[Excerpt from a dataset]
⁂

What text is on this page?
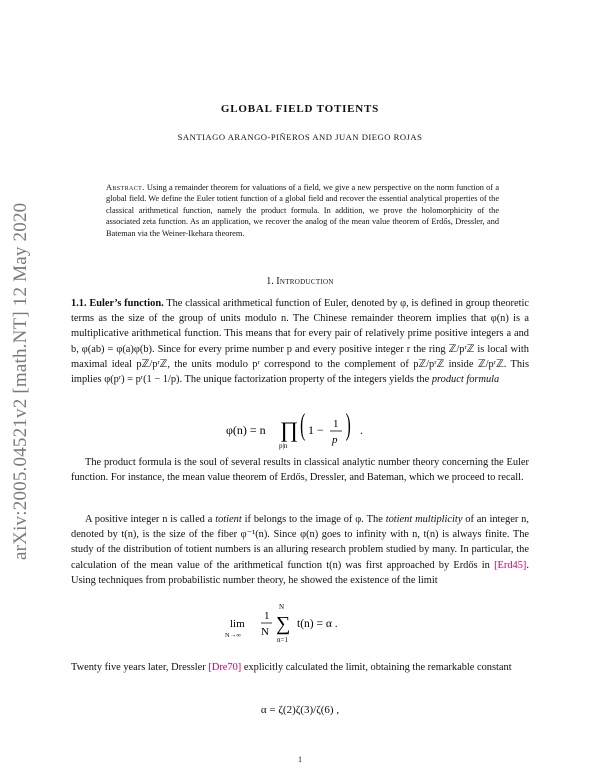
arXiv:2005.04521v2 [math.NT] 12 May 2020
GLOBAL FIELD TOTIENTS
SANTIAGO ARANGO-PIÑEROS AND JUAN DIEGO ROJAS
Abstract. Using a remainder theorem for valuations of a field, we give a new perspective on the norm function of a global field. We define the Euler totient function of a global field and recover the essential analytical properties of the classical arithmetical function, namely the product formula. In addition, we prove the holomorphicity of the associated zeta function. As an application, we recover the analog of the mean value theorem of Erdős, Dressler, and Bateman via the Weiner-Ikehara theorem.
1. Introduction
1.1. Euler’s function. The classical arithmetical function of Euler, denoted by φ, is defined in group theoretic terms as the size of the group of units modulo n. The Chinese remainder theorem implies that φ(n) is a multiplicative arithmetical function. This means that for every pair of relatively prime positive integers a and b, φ(ab) = φ(a)φ(b). Since for every prime number p and every positive integer r the ring ℤ/pʳℤ is local with maximal ideal pℤ/pʳℤ, the units modulo pʳ correspond to the complement of pℤ/pʳℤ inside ℤ/pʳℤ. This implies φ(pʳ) = pʳ(1 − 1/p). The unique factorization property of the integers yields the product formula
φ(n) = n ∏
p|n
( 1 − 1
p ) .
The product formula is the soul of several results in classical analytic number theory concerning the Euler function. For instance, the mean value theorem of Erdős, Dressler, and Bateman, which we proceed to recall.
A positive integer n is called a totient if belongs to the image of φ. The totient multiplicity of an integer n, denoted by t(n), is the size of the fiber φ⁻¹(n). Since φ(n) goes to infinity with n, t(n) is always finite. The study of the distribution of totient numbers is an alluring research problem studied by many. In particular, the calculation of the mean value of the arithmetical function t(n) was first approached by Erdős in [Erd45]. Using techniques from probabilistic number theory, he showed the existence of the limit
lim
N→∞
1
N
N
∑
n=1
t(n) = α .
Twenty five years later, Dressler [Dre70] explicitly calculated the limit, obtaining the remarkable constant
α = ζ(2)ζ(3)/ζ(6) ,
1
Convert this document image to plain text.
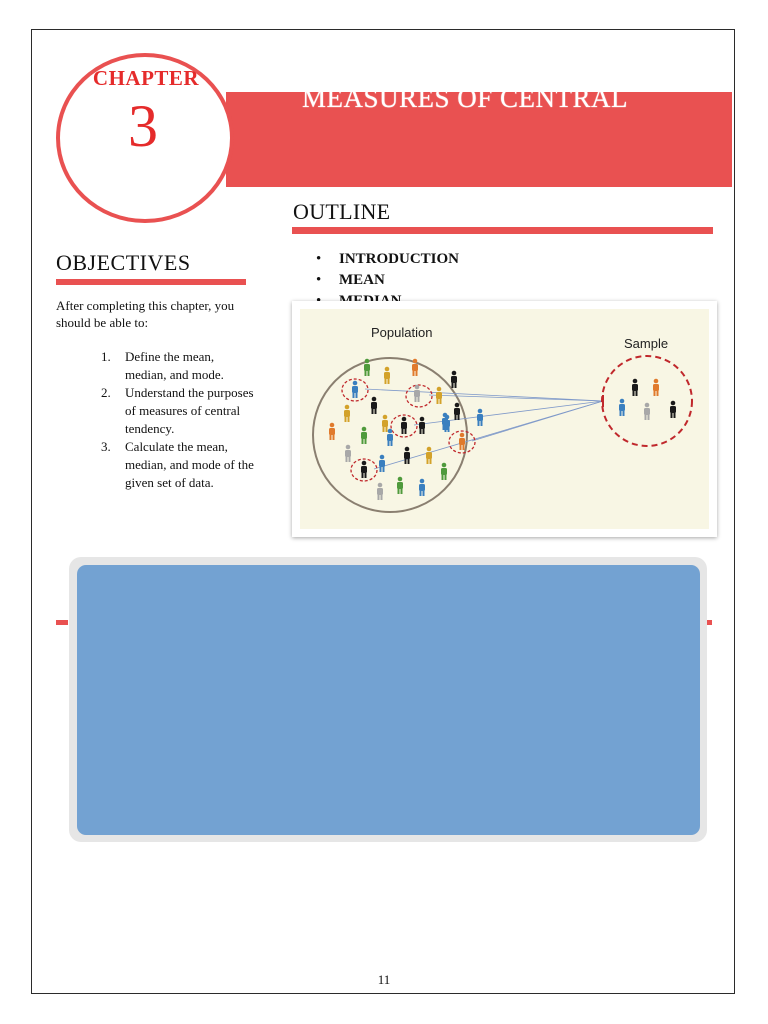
MEASURES OF CENTRAL
CHAPTER
3
OUTLINE
• INTRODUCTION
• MEAN
OBJECTIVES
After completing this chapter, you should be able to:
1. Define the mean, median, and mode.
2. Understand the purposes of measures of central tendency.
3. Calculate the mean, median, and mode of the given set of data.
Population
Sample
11
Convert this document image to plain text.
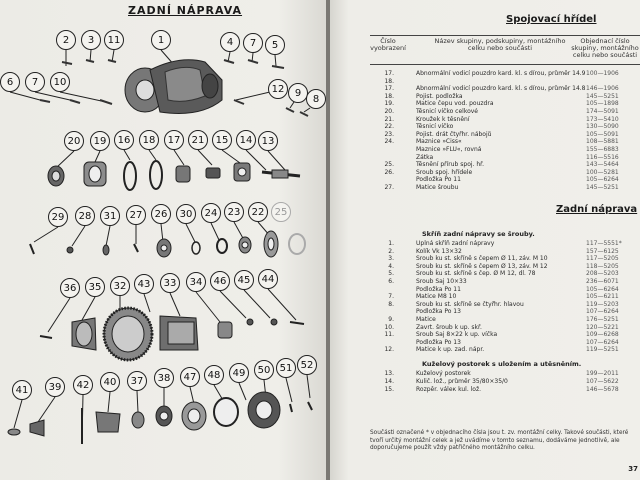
ZADNÍ NÁPRAVA
2	3	11	1	4	7	5
6	7	10
12	9
8
20	19	16	18	17	21	15	14 13
29	28	31	27	26	30	24	23	22	25
36	35	32	43	33	34	46	45	44
41	39	42	40	37	38	47	48	49	50 51 52
Spojovací hřídel
Číslo vyobrazení
Název skupiny, podskupiny, montážního celku nebo součásti
Objednací číslo skupiny, montážního celku nebo součásti
17.	Abnormální vodicí pouzdro kard. kl. s dírou, průměr 14.9 100—1906
18.
17.	Abnormální vodicí pouzdro kard. kl. s dírou, průměr 14.8 146—1906
18.	Pojist. podložka	145—5251
19.	Matice čepu vod. pouzdra	105—1898
20.	Těsnicí víčko celkové	174—5091
21.	Kroužek k těsnění	173—5410
22.	Těsnicí víčko	130—5090
23.	Pojist. drát čtyřhr. nábojů	105—5091
24.	Maznice »Ciss«	108—5881
Maznice »FLU«, rovná	155—6883
Zátka	116—5516
25.	Těsnění přírub spoj. hř.	143—5464
26.	Šroub spoj. hřídele	100—5281
Podložka Po 11	105—6264
27.	Matice šroubu	145—5251
Zadní náprava
Skříň zadní nápravy se šrouby.
1.	Úplná skříň zadní nápravy	117—5551*
2.	Kolík Vk 13×32	157—6125
3.	Šroub ku st. skříně s čepem Ø 11, záv. M 10	117—5205
4.	Šroub ku st. skříně s čepem Ø 13, záv. M 12	118—5205
5.	Šroub ku st. skříně s čep. Ø M 12, dl. 78	208—5203
6.	Šroub Šaj 10×33	236—6071
Podložka Po 11	105—6264
7.	Matice M8 10	105—6211
8.	Šroub ku st. skříně se čtyřhr. hlavou	119—5203
Podložka Po 13	107—6264
9.	Matice	176—5251
10.	Zavrt. šroub k up. skř.	120—5221
11.	Šroub Šaj 8×22 k up. víčka	109—6268
Podložka Po 13	107—6264
12.	Matice k up. zad. nápr.	119—5251
Kuželový postorek s uložením a utěsněním.
13.	Kuželový postorek	199—2011
14.	Kulič. lož., průměr 35/80×35/0	107—5622
15.	Rozpěr. váleк kul. lož.	146—5678
Součásti označené * v objednacího čísla jsou t. zv. montážní celky. Takové součásti, které tvoří určitý montážní celek a jež uvádíme v tomto seznamu, dodáváme jednotlivě, ale doporučujeme použít vždy patřičného montážního celku.
37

⁂

Copy out every line holding the string "montážního".

Název skupiny, podskupiny, montážního celku nebo součásti
Objednací číslo skupiny, montážního celku nebo součásti
Součásti označené * v objednacího čísla jsou t. zv. montážní celky. Takové součásti, které tvoří určitý montážní celek a jež uvádíme v tomto seznamu, dodáváme jednotlivě, ale doporučujeme použít vždy patřičného montážního celku.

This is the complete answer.